** EXCERPTED PASSAGE **
Device-independent randomness expansion against quantum side information

The ability to produce random numbers that are unknown to any outside party is crucial for many applications. Device-independent randomness generation 1 – 4 does not require trusted devices and therefore provides strong guarantees of the security of the output, but it comes at the price of requiring the violation of a Bell inequality for implementation. A further challenge is to make the bounds in the security proofs tight enough to allow randomness expansion with contemporary technology. Although randomness has been generated in recent experiments 5 – 9 , the amount of randomness consumed in doing so has been too high to certify expansion based on existing theory. Here we present an experiment that demonstrates device-independent randomness expansion 1 – 3 , 10 – 15 . By developing a Bell test setup with a single-photon detection efficiency of around 84% and by using a spot-checking protocol, we achieve a net gain of 2.57 × 10 8 certified bits with a soundness error of 3.09 × 10 −12 . The experiment ran for 19.2 h, which corresponds to an average rate of randomness generation of 13,527 bits per second. By developing the entropy accumulation theorem 4 , 16 , 17 , we establish security against quantum adversaries. We anticipate that this work will lead to further improvements that push device-independence towards commercial viability. Device-independent randomness expansion is demonstrated in an experiment that is secure against quantum adversaries as established by the entropy accumulation theorem.

Source records:
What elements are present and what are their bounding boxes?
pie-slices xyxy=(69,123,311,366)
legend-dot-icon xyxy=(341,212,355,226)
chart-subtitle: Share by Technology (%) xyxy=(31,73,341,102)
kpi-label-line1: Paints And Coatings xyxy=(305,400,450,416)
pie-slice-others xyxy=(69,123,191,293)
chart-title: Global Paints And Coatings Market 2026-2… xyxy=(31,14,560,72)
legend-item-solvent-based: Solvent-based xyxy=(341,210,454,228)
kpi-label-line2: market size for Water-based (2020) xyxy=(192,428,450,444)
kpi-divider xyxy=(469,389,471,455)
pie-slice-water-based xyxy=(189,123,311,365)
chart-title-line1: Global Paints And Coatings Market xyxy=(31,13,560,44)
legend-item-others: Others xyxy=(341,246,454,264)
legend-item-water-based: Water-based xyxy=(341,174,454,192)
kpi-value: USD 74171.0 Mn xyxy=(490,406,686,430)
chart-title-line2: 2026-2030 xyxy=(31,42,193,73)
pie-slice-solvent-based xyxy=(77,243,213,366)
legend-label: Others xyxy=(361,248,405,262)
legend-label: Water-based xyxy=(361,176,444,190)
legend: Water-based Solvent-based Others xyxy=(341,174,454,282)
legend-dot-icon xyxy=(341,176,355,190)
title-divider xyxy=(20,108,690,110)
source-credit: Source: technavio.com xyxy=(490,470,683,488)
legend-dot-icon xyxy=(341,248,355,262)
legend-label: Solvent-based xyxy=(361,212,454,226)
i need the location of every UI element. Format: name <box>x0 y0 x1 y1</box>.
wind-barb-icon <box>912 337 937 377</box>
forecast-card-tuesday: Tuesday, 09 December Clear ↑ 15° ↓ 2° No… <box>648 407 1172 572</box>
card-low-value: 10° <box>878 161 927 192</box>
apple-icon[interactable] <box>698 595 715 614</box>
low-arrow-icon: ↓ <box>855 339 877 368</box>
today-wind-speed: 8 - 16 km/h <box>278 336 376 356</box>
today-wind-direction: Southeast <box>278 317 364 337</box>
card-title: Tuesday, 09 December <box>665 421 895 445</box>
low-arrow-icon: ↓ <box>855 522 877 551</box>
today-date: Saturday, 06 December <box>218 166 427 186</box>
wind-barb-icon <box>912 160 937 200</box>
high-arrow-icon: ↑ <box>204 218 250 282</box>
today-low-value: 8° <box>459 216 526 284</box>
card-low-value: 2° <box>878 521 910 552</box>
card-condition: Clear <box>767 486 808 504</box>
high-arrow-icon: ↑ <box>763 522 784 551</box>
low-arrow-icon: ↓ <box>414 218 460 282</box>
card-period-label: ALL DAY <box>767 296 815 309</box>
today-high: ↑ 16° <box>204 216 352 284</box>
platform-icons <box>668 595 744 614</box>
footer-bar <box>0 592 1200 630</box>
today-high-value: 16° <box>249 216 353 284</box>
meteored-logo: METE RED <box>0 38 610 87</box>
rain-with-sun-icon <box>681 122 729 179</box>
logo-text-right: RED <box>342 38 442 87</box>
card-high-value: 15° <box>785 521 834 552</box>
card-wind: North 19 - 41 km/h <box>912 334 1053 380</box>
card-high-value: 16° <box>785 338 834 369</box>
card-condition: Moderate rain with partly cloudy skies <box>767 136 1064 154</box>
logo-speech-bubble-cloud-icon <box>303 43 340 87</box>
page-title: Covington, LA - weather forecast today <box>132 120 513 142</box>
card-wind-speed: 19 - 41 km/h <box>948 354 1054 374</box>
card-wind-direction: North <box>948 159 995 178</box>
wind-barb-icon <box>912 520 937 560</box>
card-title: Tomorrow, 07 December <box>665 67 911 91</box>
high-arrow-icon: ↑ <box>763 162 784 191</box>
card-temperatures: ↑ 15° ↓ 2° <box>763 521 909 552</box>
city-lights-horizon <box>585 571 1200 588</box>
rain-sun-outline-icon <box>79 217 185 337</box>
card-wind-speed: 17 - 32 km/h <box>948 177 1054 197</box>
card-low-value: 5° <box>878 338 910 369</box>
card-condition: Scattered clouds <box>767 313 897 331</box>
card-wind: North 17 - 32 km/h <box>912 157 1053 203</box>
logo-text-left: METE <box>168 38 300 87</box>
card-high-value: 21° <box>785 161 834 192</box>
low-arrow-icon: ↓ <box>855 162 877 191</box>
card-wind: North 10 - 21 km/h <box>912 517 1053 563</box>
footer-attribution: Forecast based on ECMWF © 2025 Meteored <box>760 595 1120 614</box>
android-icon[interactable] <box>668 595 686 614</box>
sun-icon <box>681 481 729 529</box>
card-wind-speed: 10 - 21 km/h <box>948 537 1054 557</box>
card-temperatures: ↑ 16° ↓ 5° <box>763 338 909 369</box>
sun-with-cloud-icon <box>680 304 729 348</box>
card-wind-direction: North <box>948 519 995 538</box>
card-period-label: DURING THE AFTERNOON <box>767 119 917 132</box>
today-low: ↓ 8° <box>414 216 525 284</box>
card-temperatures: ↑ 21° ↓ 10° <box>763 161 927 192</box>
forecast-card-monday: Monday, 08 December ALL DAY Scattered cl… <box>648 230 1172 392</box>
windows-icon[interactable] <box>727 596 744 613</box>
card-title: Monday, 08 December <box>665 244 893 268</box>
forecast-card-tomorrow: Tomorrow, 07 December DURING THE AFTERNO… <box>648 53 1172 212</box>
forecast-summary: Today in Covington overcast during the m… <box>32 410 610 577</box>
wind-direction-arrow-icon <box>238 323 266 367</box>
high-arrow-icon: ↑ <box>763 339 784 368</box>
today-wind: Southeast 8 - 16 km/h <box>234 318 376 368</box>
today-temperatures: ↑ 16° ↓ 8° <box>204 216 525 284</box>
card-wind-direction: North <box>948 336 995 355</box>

** WORK TASK **
Answer these questions using the abstract on device-independent randomness expansion.
(a) What single-photon detection efficiency did the Bell test setup reach?
(b) How long did the experiment run?
(c) Which theorem was developed to establish security against quantum adversaries?

** WRITTEN ANSWER **
(a) Around 84%.
(b) 19.2 hours.
(c) The entropy accumulation theorem.